Text segment →
● ● ● ●

The Witch trials of Fulda in Germany from 1603 to 1606 resulted in the death of about 250 people.  They were one of the four largest witch trials in Germany, along with the Trier witch trials, the Würzburg witch trial, and the Bamberg witch trials.   The persecutions were ordered by the Catholic Prince Bishop, a follower of the Counter-Reformation. Crypto-protestants were executed on charges of witchcraft.

History

The witch trials were ordered by Prince-abbot Balthasar von Dernbach, who had been exiled by the Lutherans in 1576 after his Counter-Reformation policies, and returned to power in 1602.  He resumed the Counter-Reformation, and announced an investigation of witches and other undesirables. 

The witchcraft persecutions were presided over by Balthasar Nuss, who had attached himself to the abbot during his exile and afterward was appointed Zentgraf of Hofbieber and Malefizmeister. 

Investigations began in March 1603, and shortly thereafter, the arrests begun in the city. One of the first and the most well-known victim was Merga Bien, whose case even concerned the Imperial Chamber Court.

Dornbach was a follower of the Counter-Reformation, and Nuss arrested crypto-protestants on charges of witchcraft alongside others.

● ● ● ●

Jobs →
A - Using the text on the Fulda witch trials, decide whether each statement agrees with it: (i) the trials led to the deaths of about 250 people; (ii) Balthasar Nuss was exiled by the Lutherans in 1576; (iii) investigations began in March 1603. Answer yes or no for each and quote the deciding words.
B - According to the text on the Fulda witch trials, what posts was Balthasar Nuss appointed to?

● ● ● ●

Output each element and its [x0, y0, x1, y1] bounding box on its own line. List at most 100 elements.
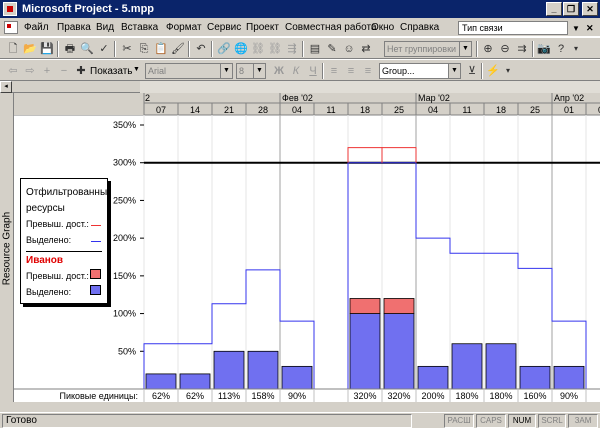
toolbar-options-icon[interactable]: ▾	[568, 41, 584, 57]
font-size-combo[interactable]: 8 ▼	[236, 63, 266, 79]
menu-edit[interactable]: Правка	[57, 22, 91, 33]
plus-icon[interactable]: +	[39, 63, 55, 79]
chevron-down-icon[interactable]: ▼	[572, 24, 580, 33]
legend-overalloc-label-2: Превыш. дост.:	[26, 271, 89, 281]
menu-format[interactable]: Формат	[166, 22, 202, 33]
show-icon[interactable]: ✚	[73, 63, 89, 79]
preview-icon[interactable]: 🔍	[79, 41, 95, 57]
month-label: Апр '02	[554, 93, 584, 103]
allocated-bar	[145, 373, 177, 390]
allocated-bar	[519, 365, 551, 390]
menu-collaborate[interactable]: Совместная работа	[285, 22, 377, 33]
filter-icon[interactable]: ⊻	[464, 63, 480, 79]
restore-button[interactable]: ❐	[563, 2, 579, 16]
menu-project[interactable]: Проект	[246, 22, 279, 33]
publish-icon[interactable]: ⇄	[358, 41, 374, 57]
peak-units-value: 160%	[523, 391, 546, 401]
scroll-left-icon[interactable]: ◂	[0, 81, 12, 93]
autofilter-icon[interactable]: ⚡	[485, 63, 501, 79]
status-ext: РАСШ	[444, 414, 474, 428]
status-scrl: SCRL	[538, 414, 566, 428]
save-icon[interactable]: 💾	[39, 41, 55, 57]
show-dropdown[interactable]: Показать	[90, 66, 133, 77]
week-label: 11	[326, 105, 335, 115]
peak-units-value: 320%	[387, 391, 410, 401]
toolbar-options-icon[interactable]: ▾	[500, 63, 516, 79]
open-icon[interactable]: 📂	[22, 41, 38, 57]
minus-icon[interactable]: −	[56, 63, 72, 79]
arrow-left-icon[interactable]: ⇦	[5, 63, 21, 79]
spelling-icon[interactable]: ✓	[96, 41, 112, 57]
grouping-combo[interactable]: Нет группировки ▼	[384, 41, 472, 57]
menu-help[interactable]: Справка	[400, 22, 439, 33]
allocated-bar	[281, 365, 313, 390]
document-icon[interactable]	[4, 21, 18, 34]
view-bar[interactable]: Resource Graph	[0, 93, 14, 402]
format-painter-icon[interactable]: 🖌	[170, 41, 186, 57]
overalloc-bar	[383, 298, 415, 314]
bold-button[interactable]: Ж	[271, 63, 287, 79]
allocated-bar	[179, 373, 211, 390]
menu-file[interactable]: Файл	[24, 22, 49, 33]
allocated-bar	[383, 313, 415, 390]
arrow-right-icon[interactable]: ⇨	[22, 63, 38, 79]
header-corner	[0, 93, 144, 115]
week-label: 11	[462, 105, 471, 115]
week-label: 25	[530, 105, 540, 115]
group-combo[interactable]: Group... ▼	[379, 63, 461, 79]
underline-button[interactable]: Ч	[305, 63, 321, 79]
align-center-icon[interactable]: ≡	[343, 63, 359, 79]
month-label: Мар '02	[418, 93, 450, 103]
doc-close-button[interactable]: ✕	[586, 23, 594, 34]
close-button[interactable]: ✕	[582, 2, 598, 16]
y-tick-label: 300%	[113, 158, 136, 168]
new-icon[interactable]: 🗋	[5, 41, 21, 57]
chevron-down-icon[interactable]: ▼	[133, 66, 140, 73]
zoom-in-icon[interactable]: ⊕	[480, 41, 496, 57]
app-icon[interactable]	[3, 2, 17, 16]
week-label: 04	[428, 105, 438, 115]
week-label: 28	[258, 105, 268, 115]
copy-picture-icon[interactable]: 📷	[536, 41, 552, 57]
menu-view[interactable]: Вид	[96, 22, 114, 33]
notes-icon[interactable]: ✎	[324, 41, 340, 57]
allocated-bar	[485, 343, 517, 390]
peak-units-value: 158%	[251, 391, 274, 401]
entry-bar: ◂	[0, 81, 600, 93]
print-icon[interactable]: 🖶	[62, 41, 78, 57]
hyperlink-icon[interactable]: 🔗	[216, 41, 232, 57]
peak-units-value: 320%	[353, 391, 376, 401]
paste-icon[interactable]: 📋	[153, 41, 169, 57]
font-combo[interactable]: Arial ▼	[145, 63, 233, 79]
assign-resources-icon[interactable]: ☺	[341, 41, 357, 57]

● ● ● ●

Expected answers →
A -
(i) Yes: "resulted in the death of about 250 people."
(ii) No: "Prince-abbot Balthasar von Dernbach, who had been exiled by the Lutherans in 1576"
(iii) Yes: "Investigations began in March 1603"

B - He was appointed Zentgraf of Hofbieber and Malefizmeister.